> STORED ROWS:
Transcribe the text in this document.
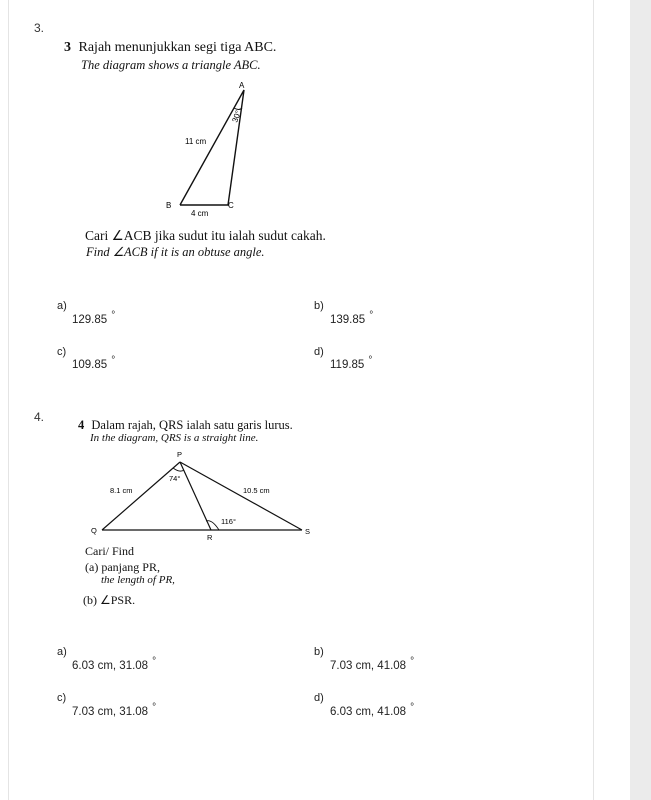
3.
3 Rajah menunjukkan segi tiga ABC.
The diagram shows a triangle ABC.
A
30°
11 cm
B	C
4 cm
Cari ∠ACB jika sudut itu ialah sudut cakah.
Find ∠ACB if it is an obtuse angle.
a)
129.85 °
b)
139.85 °
c)
109.85 °
d)
119.85 °
4.
4 Dalam rajah, QRS ialah satu garis lurus.
In the diagram, QRS is a straight line.
P
74°
8.1 cm	10.5 cm
116°
Q
R
S
Cari/ Find
(a) panjang PR,
the length of PR,
(b) ∠PSR.
a)
6.03 cm, 31.08 °
b)
7.03 cm, 41.08 °
c)
7.03 cm, 31.08 °
d)
6.03 cm, 41.08 °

> EXERCISE PROMPT: Transcribe every entry word for word, but omit the pictures.

> RESPONSE TO THIS TASK:
Transcribe the text in this document.
3.
3 Rajah menunjukkan segi tiga ABC.
The diagram shows a triangle ABC.
A
30°
11 cm
B	C
4 cm
Cari ∠ACB jika sudut itu ialah sudut cakah.
Find ∠ACB if it is an obtuse angle.
a)
129.85 °
b)
139.85 °
c)
109.85 °
d)
119.85 °
4.
4 Dalam rajah, QRS ialah satu garis lurus.
In the diagram, QRS is a straight line.
P
74°
8.1 cm	10.5 cm
116°
Q
R
S
Cari/ Find
(a) panjang PR,
the length of PR,
(b) ∠PSR.
a)
6.03 cm, 31.08 °
b)
7.03 cm, 41.08 °
c)
7.03 cm, 31.08 °
d)
6.03 cm, 41.08 °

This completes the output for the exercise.